• Requisitos do exercício:
1/ Segundo o texto sobre paraísos fiscais, que diploma aprovou o acordo FATCA?
2/ Reproduza, por favor, o trecho do texto sobre paraísos fiscais que vai de "Em terceiro lugar, uma" até "realizar tais investimentos.".
3/ Diga se cada afirmação está de acordo com o texto sobre paraísos fiscais. Responda sim ou não e cite as palavras do texto que o decidem.
(a) A proibição de transferências para paraísos fiscais, por si só, não basta.
(b) O acordo FATCA foi celebrado entre o governo angolano e a União Europeia.
(c) A facilidade de repatriamento de capital pesa na decisão de fazer investimentos estrangeiros.

• Excerto selecionado:
-.-.-
A proibição, por si só, de transferências para paraísos fiscais é uma mão-cheia de nada. Na prática, temos mais a perder do que a ganhar. Há mecanismos mais expeditos para combater(controlar) a fuga de capitais, designadamente:

Em primeiro lugar, urge o estabelecimento de um quadro jurídico - legal que imponha aos bancos e demais organismos financeiros, à semelhança do que ocorre no mundo afora em decorrência das concertações no seio do Fórum Global de Troca de Informações, o dever de reporte à AGT( Autoridade Geral Tributária) sobre todas as operações avultadas de montantes para o estrangeiro, máxime, paraísos fiscais, aliás no espírito do acordo facta (foreign account tax compliance act) aprovado pelo Decreto Legislativo Presidencial n. 1/17 de 20 de junho, celebrado entre o governo angolano e a administração norte americana, mau grado o sentido unidireccional deste.

Em segundo lugar, constituir a AGT na dupla obrigação de, por um lado, publicar as referidas transferências e, por outro lado, dar tratamento aos dados inerentes às aludidas transferências, no sentido de se apurar a entidade e o ofício do ordenante, a proveniência das respectivas verbas e, a que título estas transferências são feitas, isto é, se consistem no repatriamento de lucros ou de fundos obtidos de modos lícitos ou se, ao invés disso, elas escamoteiam ilícitos como o branqueamento de capitais. Por exemplo, basta pensar-se na simulação de pagamentos no exterior por serviços que, na verdade, nunca foram prestados tanto no país como no estrangeiro, encobrindo-se, deste modo, a transferência de fundos obtidos como resultado da delapidação do erário público, e não só, ou crimes de evasão fiscal nas circunstâncias em que as actividades nas quais se funda a obtenção de tais valores não tenham sido objecto de declaração à Administração Geral Tributária.

Em terceiro lugar, uma medida como esta é facilmente contornável, visto que, os proprietários sempre poderão fazê-lo (transferência para os paraísos fiscais) utilizando para o efeito um terceiro veículo (Estado). Ou seja, transferindo inicialmente para um Estado de tributação normal a título de exemplo a um dos Estados -Membros da União Europeia, procedendo-se, acto contínuo, ao reencaminhamento dos referidos valores para os paraísos fiscais em virtude da livre circulação de capitais vigente na União Europeia.

Em quarto lugar, tal medida, a aplicar- se a um não-residente fiscal, constituiria um óbice à atração de investimento estrangeiro na lógica de que a facilidade de repatriamento de capital é um dos elementos em que se alicerça a decisão de realizar tais investimentos.
-.-.-
• Material extraído:
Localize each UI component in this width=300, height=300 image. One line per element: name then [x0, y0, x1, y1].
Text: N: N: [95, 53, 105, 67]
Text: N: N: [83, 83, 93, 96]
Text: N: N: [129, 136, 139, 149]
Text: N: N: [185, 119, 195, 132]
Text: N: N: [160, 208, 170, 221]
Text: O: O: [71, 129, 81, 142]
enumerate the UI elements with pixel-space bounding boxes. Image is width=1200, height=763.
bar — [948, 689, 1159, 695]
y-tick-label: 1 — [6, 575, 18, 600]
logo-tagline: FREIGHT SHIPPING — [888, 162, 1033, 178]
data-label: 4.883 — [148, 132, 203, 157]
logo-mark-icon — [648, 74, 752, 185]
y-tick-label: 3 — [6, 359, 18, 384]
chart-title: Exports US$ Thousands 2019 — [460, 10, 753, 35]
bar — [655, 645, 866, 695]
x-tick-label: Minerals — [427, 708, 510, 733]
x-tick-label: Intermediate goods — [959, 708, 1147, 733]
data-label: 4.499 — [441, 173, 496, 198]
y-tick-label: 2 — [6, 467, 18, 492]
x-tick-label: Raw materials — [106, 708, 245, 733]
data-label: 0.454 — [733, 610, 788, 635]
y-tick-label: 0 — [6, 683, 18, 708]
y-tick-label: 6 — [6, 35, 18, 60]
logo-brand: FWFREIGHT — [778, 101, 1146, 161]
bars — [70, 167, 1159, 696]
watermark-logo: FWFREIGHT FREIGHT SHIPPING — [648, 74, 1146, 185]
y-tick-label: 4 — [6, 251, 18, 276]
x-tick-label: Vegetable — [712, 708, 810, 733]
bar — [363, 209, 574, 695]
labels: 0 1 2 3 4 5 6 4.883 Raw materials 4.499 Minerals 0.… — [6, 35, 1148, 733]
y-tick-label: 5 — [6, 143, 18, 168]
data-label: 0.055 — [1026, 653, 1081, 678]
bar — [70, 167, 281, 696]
-.-.-
• Soluções por tarefa:
1/ O Decreto Legislativo Presidencial n. 1/17 de 20 de junho.

2/
Em terceiro lugar, uma medida como esta é facilmente contornável, visto que, os proprietários sempre poderão fazê-lo (transferência para os paraísos fiscais) utilizando para o efeito um terceiro veículo (Estado). Ou seja, transferindo inicialmente para um Estado de tributação normal a título de exemplo a um dos Estados -Membros da União Europeia, procedendo-se, acto contínuo, ao reencaminhamento dos referidos valores para os paraísos fiscais em virtude da livre circulação de capitais vigente na União Europeia.

Em quarto lugar, tal medida, a aplicar- se a um não-residente fiscal, constituiria um óbice à atração de investimento estrangeiro na lógica de que a facilidade de repatriamento de capital é um dos elementos em que se alicerça a decisão de realizar tais investimentos.

3/
(a) Sim: "A proibição, por si só, de transferências para paraísos fiscais é uma mão-cheia de nada."
(b) Não: "celebrado entre o governo angolano e a administração norte americana"
(c) Sim: "a facilidade de repatriamento de capital é um dos elementos em que se alicerça a decisão de realizar tais investimentos"